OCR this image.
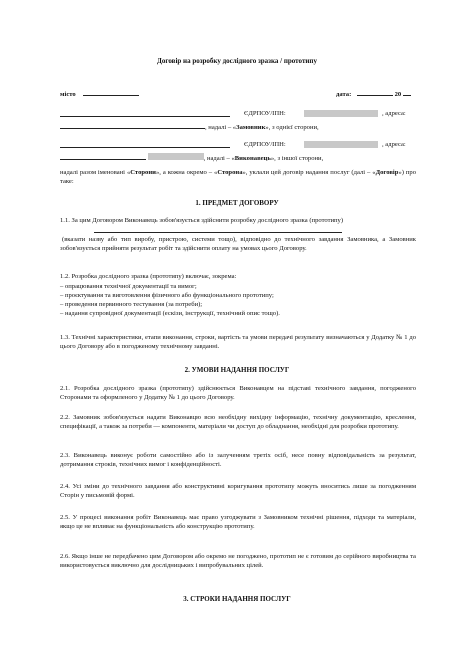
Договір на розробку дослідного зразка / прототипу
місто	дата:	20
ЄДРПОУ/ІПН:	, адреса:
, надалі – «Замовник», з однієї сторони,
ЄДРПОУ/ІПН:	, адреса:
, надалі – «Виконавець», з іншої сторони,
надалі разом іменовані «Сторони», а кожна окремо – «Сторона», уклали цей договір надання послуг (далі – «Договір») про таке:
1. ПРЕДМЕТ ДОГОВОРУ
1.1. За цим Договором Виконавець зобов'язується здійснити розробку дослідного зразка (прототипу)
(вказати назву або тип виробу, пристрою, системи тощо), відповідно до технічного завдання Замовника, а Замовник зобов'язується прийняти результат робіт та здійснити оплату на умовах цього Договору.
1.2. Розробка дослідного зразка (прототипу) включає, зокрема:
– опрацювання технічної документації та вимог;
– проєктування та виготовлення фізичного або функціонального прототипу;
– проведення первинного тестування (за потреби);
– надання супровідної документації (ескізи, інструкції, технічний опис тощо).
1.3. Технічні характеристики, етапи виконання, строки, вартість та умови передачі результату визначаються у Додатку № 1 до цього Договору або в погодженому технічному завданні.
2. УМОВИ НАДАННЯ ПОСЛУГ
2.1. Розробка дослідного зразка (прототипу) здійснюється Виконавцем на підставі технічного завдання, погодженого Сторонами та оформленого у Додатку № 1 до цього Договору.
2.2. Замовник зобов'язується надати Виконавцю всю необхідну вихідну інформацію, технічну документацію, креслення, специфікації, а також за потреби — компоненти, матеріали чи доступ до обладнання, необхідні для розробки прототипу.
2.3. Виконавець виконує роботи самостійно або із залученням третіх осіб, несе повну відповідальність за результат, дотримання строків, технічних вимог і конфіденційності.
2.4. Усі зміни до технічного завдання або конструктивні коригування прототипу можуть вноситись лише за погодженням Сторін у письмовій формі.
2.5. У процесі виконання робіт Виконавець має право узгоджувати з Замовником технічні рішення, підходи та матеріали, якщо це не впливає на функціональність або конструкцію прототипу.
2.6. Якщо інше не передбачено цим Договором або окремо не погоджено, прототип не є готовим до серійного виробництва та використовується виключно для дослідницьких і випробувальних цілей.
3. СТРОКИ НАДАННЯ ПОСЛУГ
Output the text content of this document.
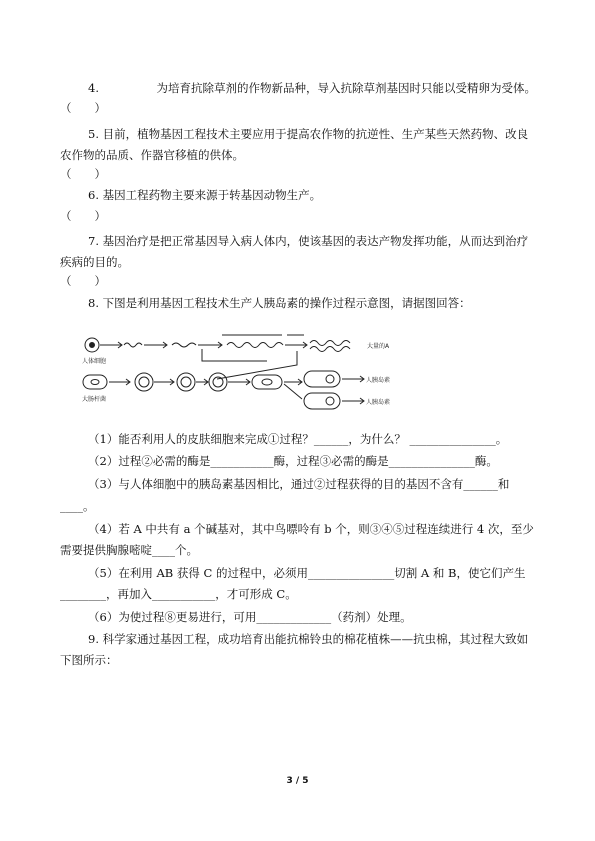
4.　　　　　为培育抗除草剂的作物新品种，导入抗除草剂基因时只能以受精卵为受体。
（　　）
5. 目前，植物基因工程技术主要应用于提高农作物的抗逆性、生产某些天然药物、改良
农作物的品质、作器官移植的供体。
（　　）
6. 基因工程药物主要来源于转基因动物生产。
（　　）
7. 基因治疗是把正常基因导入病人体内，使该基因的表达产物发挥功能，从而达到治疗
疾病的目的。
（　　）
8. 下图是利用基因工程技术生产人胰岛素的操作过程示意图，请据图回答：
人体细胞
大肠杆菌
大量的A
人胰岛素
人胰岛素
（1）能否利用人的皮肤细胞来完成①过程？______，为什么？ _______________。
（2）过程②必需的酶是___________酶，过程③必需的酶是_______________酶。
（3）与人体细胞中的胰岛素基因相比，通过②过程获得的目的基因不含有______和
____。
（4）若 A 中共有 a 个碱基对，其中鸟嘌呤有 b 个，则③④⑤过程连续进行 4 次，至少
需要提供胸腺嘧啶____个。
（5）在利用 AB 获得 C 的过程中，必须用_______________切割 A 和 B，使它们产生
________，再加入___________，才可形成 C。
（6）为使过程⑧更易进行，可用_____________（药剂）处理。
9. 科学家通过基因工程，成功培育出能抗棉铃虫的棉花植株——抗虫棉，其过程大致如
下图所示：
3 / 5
■ ■ ■ ■ ■
= Required work =
Return the number of lines that include the word "тощо", and nothing else.

= Full answer =
2